> _Отрывок для чтения_

= = = =

При взгляде на рисунок поражает несколько сонное выражение глаз изображенного русоволосого отрока, говорящее о том, что он слишком рано был пробужден к деятельной жизни, но не ласковым зовом матери, а грубым окриком и житейскими злоключениями. Вот почему по сжатым губам подростка пробежала легкой тенью грусть.
В соседнем доме, где проживал одинокий гончар, появилась девочка лет тринадцати. Проходя мимо, Рафаэль видел, как красивая незнакомка, сидя у окна, расписывала незатейливым орнаментом керамические кувшины, стаканы и плошки перед их обжигом в печи во внутреннем дворике. Недавно он повстречал соседскую девочку на воскресной литургии, куда ходил по настоянию дяди дона Бартоломео и особенно тети Санты. Его поразило, с каким благоговением незнакомка молилась перед потемневшим от времени ликом Богородицы, запалив свечу. По дороге домой они познакомились.
– Мы с отцом приехали сюда из Фано, – сказала Бенедетта, так звали девочку.
В их городе вспыхнула холера, от которой погибла почти половина жителей. Похоронив мать и младшего брата, Бенедетта с отцом приехала сюда, к дяде холостяку.

= = = =

(Аннотации областей изображений)
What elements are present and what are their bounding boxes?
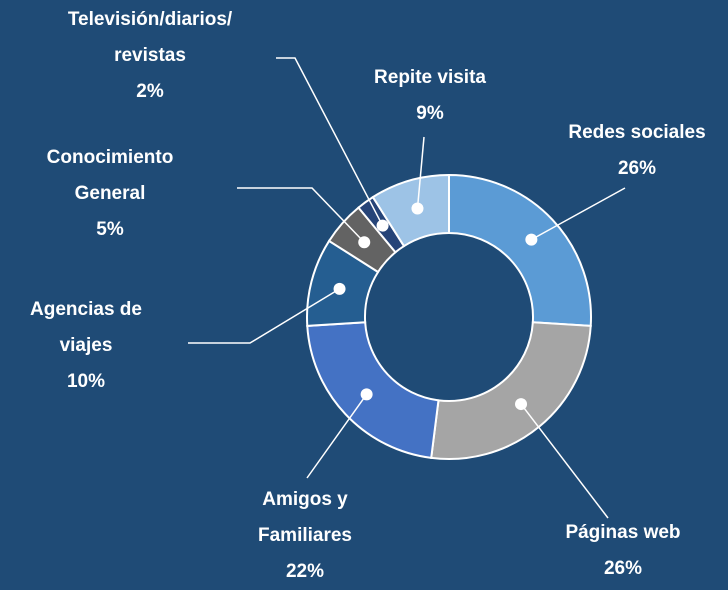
leader-line bbox=[531, 187, 626, 241]
category-label: Páginas web bbox=[565, 522, 681, 543]
leader-dot bbox=[376, 219, 389, 232]
data-label: Redes sociales 26% bbox=[487, 115, 728, 187]
donut-slice bbox=[448, 173, 592, 327]
category-label: Televisión/diarios/ revistas bbox=[67, 9, 233, 66]
leader-line bbox=[306, 393, 368, 479]
leader-dot bbox=[515, 398, 528, 411]
data-label: Conocimiento General 5% bbox=[0, 140, 260, 248]
value-label: 26% bbox=[603, 558, 643, 579]
value-label: 22% bbox=[285, 561, 325, 582]
category-label: Amigos y Familiares bbox=[258, 489, 352, 546]
value-label: 9% bbox=[416, 103, 444, 124]
leader-line bbox=[188, 288, 340, 344]
leader-line bbox=[276, 57, 384, 226]
leader-dot bbox=[411, 202, 424, 215]
donut-slice bbox=[430, 321, 592, 460]
data-label: Amigos y Familiares 22% bbox=[155, 482, 455, 590]
data-label: Agencias de viajes 10% bbox=[0, 292, 236, 400]
leader-line bbox=[237, 187, 365, 243]
leader-dot bbox=[360, 388, 373, 401]
category-label: Conocimiento General bbox=[46, 147, 174, 204]
category-label: Redes sociales bbox=[568, 122, 706, 143]
data-label: Páginas web 26% bbox=[473, 515, 728, 587]
category-label: Agencias de viajes bbox=[30, 299, 142, 356]
value-label: 10% bbox=[66, 371, 106, 392]
value-label: 2% bbox=[136, 81, 164, 102]
leader-line bbox=[416, 136, 425, 209]
leader-dot bbox=[525, 233, 538, 246]
category-label: Repite visita bbox=[374, 67, 486, 88]
donut-slice bbox=[306, 321, 440, 459]
value-label: 5% bbox=[96, 219, 124, 240]
data-label: Televisión/diarios/ revistas 2% bbox=[0, 2, 300, 110]
donut-slice bbox=[371, 173, 450, 248]
data-label: Repite visita 9% bbox=[280, 60, 580, 132]
leader-dot bbox=[333, 282, 346, 295]
leader-line bbox=[520, 403, 609, 519]
leader-dot bbox=[358, 236, 371, 249]
value-label: 26% bbox=[617, 158, 657, 179]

= = = =

> _Задание 1_
Из какого города Бенедетта приехала с отцом, согласно отрывку о юном Рафаэле?
> _Задание 2_
Продолжите отрывок о юном Рафаэле, начав сразу после его последнего предложения.
Приведённые пункты здесь никак не используются.

> _Ответ на задание 1_
Бенедетта с отцом приехала из Фано.

> _Ответ на задание 2_
– Я видел, как ты расписываешь глиняную посуду, – сказал Рафаэль. – Если хочешь, я дам тебе рисунки птиц и цветов. Они хорошо смотрятся на керамике.
Дня через два Бенедетта сообщила, что дядя и отец похвалили ее работу, но она скрыла от них, кто снабдил ее рисунками. Это стало их тайной, хранимой от взрослых, которые все понимают не так, а им о многом хотелось поговорить. Их внутренние дворики разделяла невысокая кирпичная стена. Подставив лестницу, Рафаэль забирался на стену и слушал, как его подружка что-то напевает за работой. У нее был звонкий голосок, и всякий раз ему вспоминалось, как пела его мать, взяв в руки лютню, и как ее чарующий голос привлекал всю округу.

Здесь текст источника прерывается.